[Stored data entries]
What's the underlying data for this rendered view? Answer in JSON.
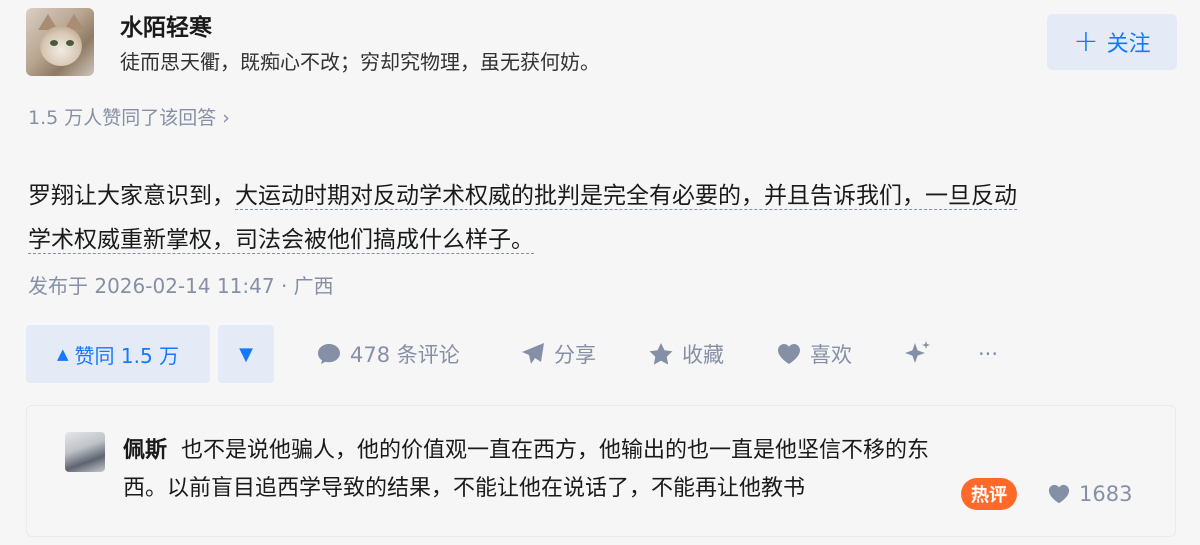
{
  "author": {
    "name": "水陌轻寒",
    "bio": "徒而思天衢，既痴心不改；穷却究物理，虽无获何妨。",
    "follow_label": "关注"
  },
  "approve_summary": "1.5 万人赞同了该回答 ›",
  "answer": {
    "text_plain": "罗翔让大家意识到，",
    "text_underlined_1": "大运动时期对反动学术权威的批判是完全有必要的，并且告诉我们，一旦反动",
    "text_underlined_2": "学术权威重新掌权，司法会被他们搞成什么样子。"
  },
  "meta": "发布于 2026-02-14 11:47 · 广西",
  "actions": {
    "vote_up_label": "赞同 1.5 万",
    "comments": "478 条评论",
    "share": "分享",
    "collect": "收藏",
    "like": "喜欢",
    "more": "···"
  },
  "hot_comment": {
    "name": "佩斯",
    "text_line1": "也不是说他骗人，他的价值观一直在西方，他输出的也一直是他坚信不移的东",
    "text_line2": "西。以前盲目追西学导致的结果，不能让他在说话了，不能再让他教书",
    "badge": "热评",
    "likes": "1683"
  },
  "colors": {
    "accent": "#1677ff",
    "muted": "#8590a6",
    "hot": "#ff6a2b"
  }
}
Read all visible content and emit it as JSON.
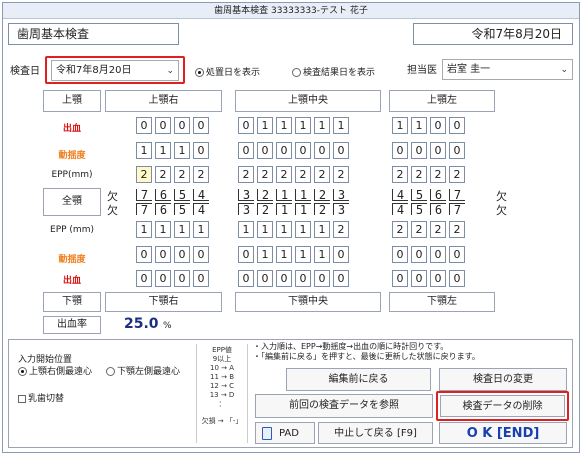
{
  "window_title": "歯周基本検査 33333333-テスト 花子",
  "header": {
    "title": "歯周基本検査",
    "date_display": "令和7年8月20日"
  },
  "exam_date": {
    "label": "検査日",
    "value": "令和7年8月20日"
  },
  "radios": {
    "show_treatment_day": "処置日を表示",
    "show_result_day": "検査結果日を表示"
  },
  "doctor": {
    "label": "担当医",
    "value": "岩室 圭一"
  },
  "upper_jaw": {
    "label": "上顎",
    "right": "上顎右",
    "center": "上顎中央",
    "left": "上顎左"
  },
  "lower_jaw": {
    "label": "下顎",
    "right": "下顎右",
    "center": "下顎中央",
    "left": "下顎左"
  },
  "row_labels": {
    "bleeding": "出血",
    "mobility": "動揺度",
    "epp_upper": "EPP(mm)",
    "full_jaw": "全顎",
    "epp_lower": "EPP (mm)"
  },
  "tooth_missing_mark": "欠",
  "grid": {
    "upper_bleeding": [
      "0",
      "0",
      "0",
      "0",
      "0",
      "1",
      "1",
      "1",
      "1",
      "1",
      "1",
      "1",
      "0",
      "0"
    ],
    "upper_mobility": [
      "1",
      "1",
      "1",
      "0",
      "0",
      "0",
      "0",
      "0",
      "0",
      "0",
      "0",
      "0",
      "0",
      "0"
    ],
    "upper_epp": [
      "2",
      "2",
      "2",
      "2",
      "2",
      "2",
      "2",
      "2",
      "2",
      "2",
      "2",
      "2",
      "2",
      "2"
    ],
    "upper_teeth": [
      "7",
      "6",
      "5",
      "4",
      "3",
      "2",
      "1",
      "1",
      "2",
      "3",
      "4",
      "5",
      "6",
      "7"
    ],
    "lower_teeth": [
      "7",
      "6",
      "5",
      "4",
      "3",
      "2",
      "1",
      "1",
      "2",
      "3",
      "4",
      "5",
      "6",
      "7"
    ],
    "lower_epp": [
      "1",
      "1",
      "1",
      "1",
      "1",
      "1",
      "1",
      "1",
      "1",
      "2",
      "2",
      "2",
      "2",
      "2"
    ],
    "lower_mobility": [
      "0",
      "0",
      "0",
      "0",
      "0",
      "1",
      "1",
      "1",
      "1",
      "0",
      "0",
      "0",
      "0",
      "0"
    ],
    "lower_bleeding": [
      "0",
      "0",
      "0",
      "0",
      "0",
      "0",
      "0",
      "0",
      "0",
      "0",
      "0",
      "0",
      "0",
      "0"
    ]
  },
  "bleeding_rate": {
    "label": "出血率",
    "value": "25.0",
    "unit": "%"
  },
  "input_start": {
    "label": "入力開始位置",
    "option1": "上顎右側最遠心",
    "option2": "下顎左側最遠心"
  },
  "milk_teeth": {
    "label": "乳歯切替"
  },
  "epp_legend": {
    "title": "EPP値",
    "l1": "9以上",
    "l2": "10 → A",
    "l3": "11 → B",
    "l4": "12 → C",
    "l5": "13 → D",
    "l6": "：",
    "missing": "欠損 → 「-」"
  },
  "notes": {
    "line1": "・入力順は、EPP→動揺度→出血の順に時計回りです。",
    "line2": "・「編集前に戻る」を押すと、最後に更新した状態に戻ります。"
  },
  "buttons": {
    "revert": "編集前に戻る",
    "change_date": "検査日の変更",
    "reference_prev": "前回の検査データを参照",
    "delete_data": "検査データの削除",
    "pad": "PAD",
    "cancel": "中止して戻る [F9]",
    "ok": "O K [END]"
  },
  "colors": {
    "highlight": "#e02020",
    "ok_text": "#1a3fb0",
    "bleeding": "#e01010",
    "mobility": "#f08020"
  }
}
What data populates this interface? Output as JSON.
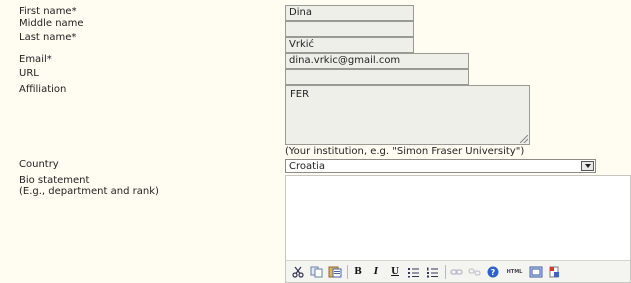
{
  "labels": {
    "first_name": "First name*",
    "middle_name": "Middle name",
    "last_name": "Last name*",
    "email": "Email*",
    "url": "URL",
    "affiliation": "Affiliation",
    "country": "Country",
    "bio_line1": "Bio statement",
    "bio_line2": "(E.g., department and rank)"
  },
  "values": {
    "first_name": "Dina",
    "middle_name": "",
    "last_name": "Vrkić",
    "email": "dina.vrkic@gmail.com",
    "url": "",
    "affiliation": "FER",
    "country": "Croatia"
  },
  "hints": {
    "affiliation": "(Your institution, e.g. \"Simon Fraser University\")"
  },
  "toolbar": {
    "bold": "B",
    "italic": "I",
    "underline": "U",
    "html": "HTML",
    "icons": [
      "cut-icon",
      "copy-icon",
      "paste-word-icon",
      "bold-icon",
      "italic-icon",
      "underline-icon",
      "bullet-list-icon",
      "numbered-list-icon",
      "link-icon",
      "unlink-icon",
      "help-icon",
      "html-icon",
      "fullscreen-icon",
      "paste-icon"
    ]
  },
  "colors": {
    "page_background": "#fffdf2",
    "field_background": "#efefe9"
  }
}
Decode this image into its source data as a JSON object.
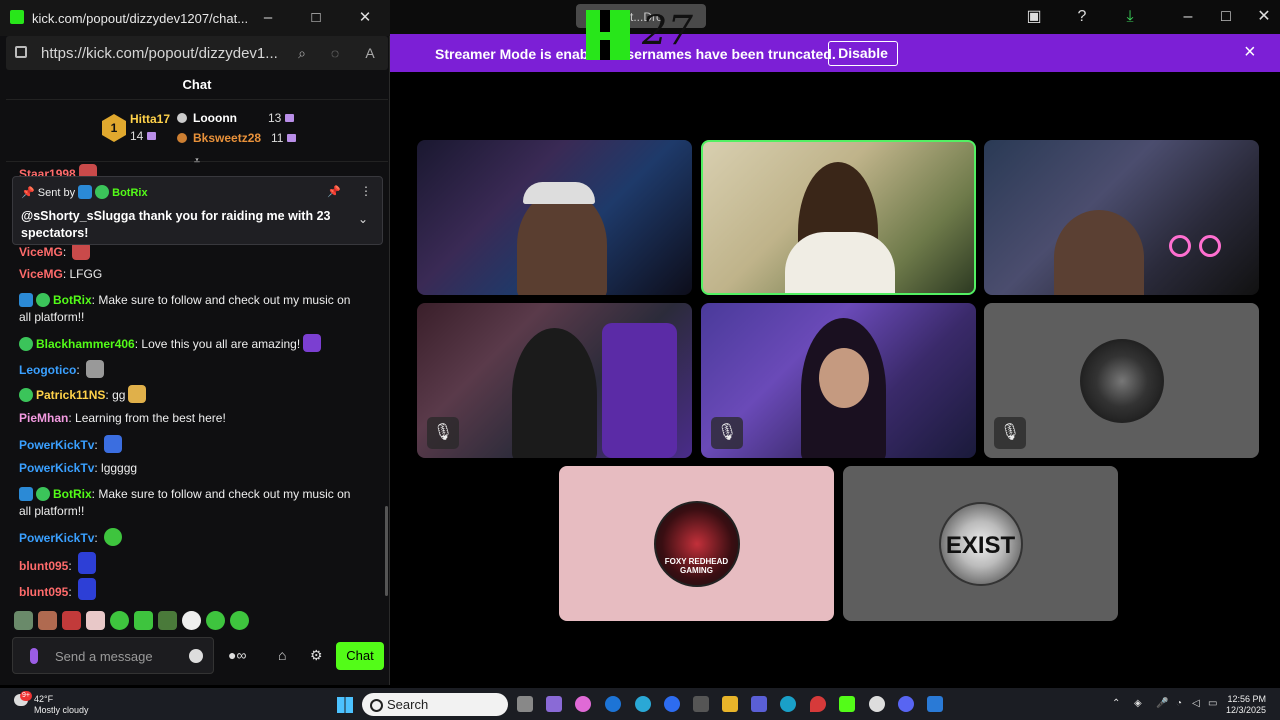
{
  "app": {
    "faded_tab_label": "Butt...Dro",
    "overlay_logo_text": "27"
  },
  "banner": {
    "message": "Streamer Mode is enabled. Usernames have been truncated.",
    "disable_label": "Disable",
    "close": "×"
  },
  "chat_window": {
    "title": "kick.com/popout/dizzydev1207/chat...",
    "url": "https://kick.com/popout/dizzydev1...",
    "header": "Chat",
    "leaderboard": {
      "rank_badge": "1",
      "first": {
        "name": "Hitta17",
        "count": "14"
      },
      "second": {
        "name": "Looonn",
        "count": "13"
      },
      "third": {
        "name": "Bksweetz28",
        "count": "11"
      }
    },
    "pinned": {
      "sent_by_prefix": "Sent by",
      "sender": "BotRix",
      "text": "@sShorty_sSlugga thank you for raiding me with 23 spectators!"
    },
    "partial_top_user": "Staar1998",
    "messages": [
      {
        "user": "ViceMG",
        "text": "",
        "color": "#ff6b6b",
        "emote_color": "#c94a4a"
      },
      {
        "user": "ViceMG",
        "text": "LFGG",
        "color": "#ff6b6b"
      },
      {
        "user": "BotRix",
        "text": "Make sure to follow and check out my music on all platform!!",
        "color": "#53fc18"
      },
      {
        "user": "Blackhammer406",
        "text": "Love this you all are amazing!",
        "color": "#53fc18",
        "emote_color": "#7b3fd1"
      },
      {
        "user": "Leogotico",
        "text": "",
        "color": "#3aa0ff",
        "emote_color": "#999999"
      },
      {
        "user": "Patrick11NS",
        "text": "gg",
        "color": "#ffd24a",
        "emote_color": "#e0b04a"
      },
      {
        "user": "PieMhan",
        "text": "Learning from the best here!",
        "color": "#f29ae0"
      },
      {
        "user": "PowerKickTv",
        "text": "",
        "color": "#3aa0ff",
        "emote_color": "#3b6ee0"
      },
      {
        "user": "PowerKickTv",
        "text": "lggggg",
        "color": "#3aa0ff"
      },
      {
        "user": "BotRix",
        "text": "Make sure to follow and check out my music on all platform!!",
        "color": "#53fc18"
      },
      {
        "user": "PowerKickTv",
        "text": "",
        "color": "#3aa0ff",
        "emote_color": "#3ec43e"
      },
      {
        "user": "blunt095",
        "text": "",
        "color": "#ff6b6b",
        "emote_color": "#2d3fd6"
      },
      {
        "user": "blunt095",
        "text": "",
        "color": "#ff6b6b",
        "emote_color": "#2d3fd6"
      }
    ],
    "input_placeholder": "Send a message",
    "send_label": "Chat"
  },
  "video_tiles": [
    {
      "label": "streamer-1",
      "muted": false,
      "active": false
    },
    {
      "label": "streamer-2",
      "muted": false,
      "active": true
    },
    {
      "label": "streamer-3",
      "muted": false,
      "active": false
    },
    {
      "label": "streamer-4",
      "muted": true,
      "active": false
    },
    {
      "label": "streamer-5",
      "muted": true,
      "active": false
    },
    {
      "label": "streamer-6",
      "muted": true,
      "active": false
    },
    {
      "label": "foxy-redhead",
      "muted": false,
      "active": false,
      "avatar_text": "FOXY REDHEAD GAMING"
    },
    {
      "label": "exist",
      "muted": false,
      "active": false,
      "avatar_text": "EXIST"
    }
  ],
  "taskbar": {
    "temperature": "42°F",
    "weather": "Mostly cloudy",
    "weather_badge": "9+",
    "search_label": "Search",
    "time": "12:56 PM",
    "date": "12/3/2025"
  }
}
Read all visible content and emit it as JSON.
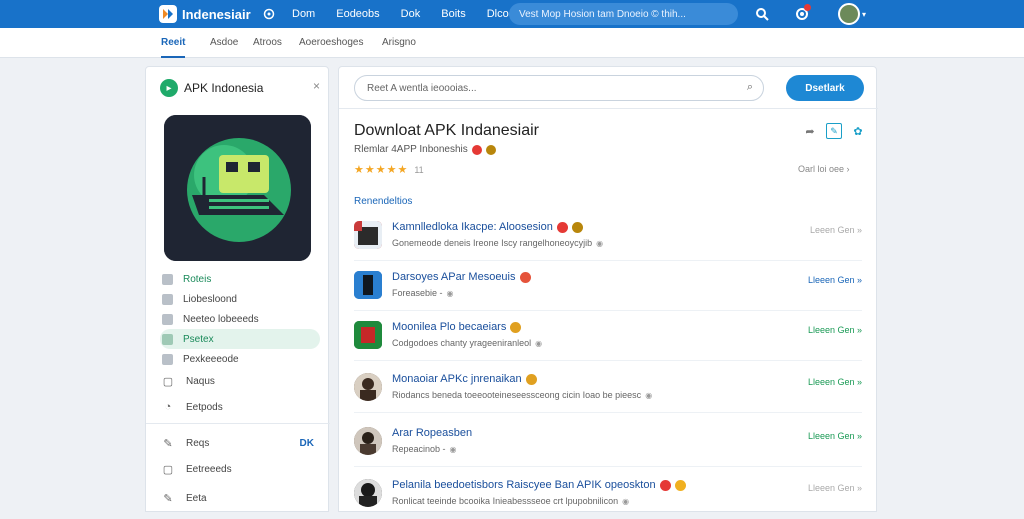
{
  "topbar": {
    "brand": "Indenesiair",
    "nav": [
      "Dom",
      "Eodeobs",
      "Dok",
      "Boits",
      "Dlcoeolo"
    ],
    "search_text": "Vest Mop Hosion tam  Dnoeio © thih...",
    "colors": {
      "bar": "#1872c9"
    }
  },
  "tabs": [
    "Reeit",
    "Asdoe",
    "Atroos",
    "Aoeroeshoges",
    "Arisgno"
  ],
  "sidebar": {
    "title": "APK Indonesia",
    "close": "×",
    "items": [
      {
        "label": "Roteis",
        "icon": "square-icon",
        "state": "green"
      },
      {
        "label": "Liobesloond",
        "icon": "square-icon",
        "state": "normal"
      },
      {
        "label": "Neeteo lobeeeds",
        "icon": "square-icon",
        "state": "normal"
      },
      {
        "label": "Psetex",
        "icon": "square-icon",
        "state": "active"
      },
      {
        "label": "Pexkeeeode",
        "icon": "square-icon",
        "state": "normal"
      }
    ],
    "items2": [
      {
        "label": "Naqus",
        "icon": "chat-icon",
        "glyph": "▢"
      },
      {
        "label": "Eetpods",
        "icon": "info-icon",
        "glyph": "◔"
      },
      {
        "label": "Reqs",
        "icon": "pen-icon",
        "glyph": "✎",
        "right": "DK"
      },
      {
        "label": "Eetreeeds",
        "icon": "doc-icon",
        "glyph": "▢"
      },
      {
        "label": "Eeta",
        "icon": "pen-icon",
        "glyph": "✎"
      }
    ]
  },
  "main": {
    "search_placeholder": "Reet A wentla ieoooias...",
    "download_button": "Dsetlark",
    "title": "Downloat APK Indanesiair",
    "subtitle": "Rlemlar 4APP Inboneshis",
    "rating_stars": "★★★★★",
    "rating_count": "11",
    "see_all": "Oarl loi oee ›",
    "section_title": "Renendeltios",
    "rows": [
      {
        "title": "Kamnlledloka Ikacpe: Aloosesion",
        "desc": "Gonemeode deneis Ireone Iscy rangelhoneoycyjib",
        "link": "Leeen Gen »",
        "link_color": "gray",
        "badges": [
          "#e53935",
          "#b8860b"
        ]
      },
      {
        "title": "Darsoyes APar Mesoeuis",
        "desc": "Foreasebie -",
        "link": "Lleeen Gen »",
        "link_color": "blue",
        "badges": [
          "#e5533a"
        ]
      },
      {
        "title": "Moonilea Plo becaeiars",
        "desc": "Codgodoes chanty yrageeniranleol",
        "link": "Lleeen Gen »",
        "link_color": "green",
        "badges": [
          "#e0a020"
        ]
      },
      {
        "title": "Monaoiar APKc jnrenaikan",
        "desc": "Riodancs beneda toeeooteineseessceong cicin Ioao be pieesc",
        "link": "Lleeen Gen »",
        "link_color": "green",
        "badges": [
          "#e0a020"
        ]
      },
      {
        "title": "Arar Ropeasben",
        "desc": "Repeacinob -",
        "link": "Lleeen Gen »",
        "link_color": "green",
        "badges": []
      },
      {
        "title": "Pelanila beedoetisbors Raiscyee Ban APIK opeoskton",
        "desc": "Ronlicat teeinde bcooika Inieabessseoe crt lpupobnilicon",
        "link": "Lleeen Gen »",
        "link_color": "gray",
        "badges": [
          "#e53935",
          "#f0b020"
        ]
      }
    ]
  }
}
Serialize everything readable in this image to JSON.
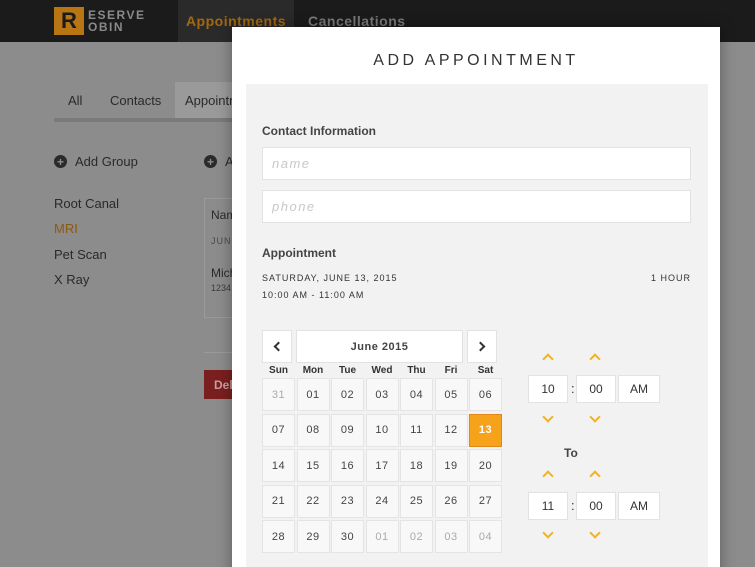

» **Stated exercise**:
Search the records for the word "What", then list every line that has it.

» **Solution for this task**:
What's the underlying data for this rendered view? Answer in JSON.
What data populates this interface? Output as JSON.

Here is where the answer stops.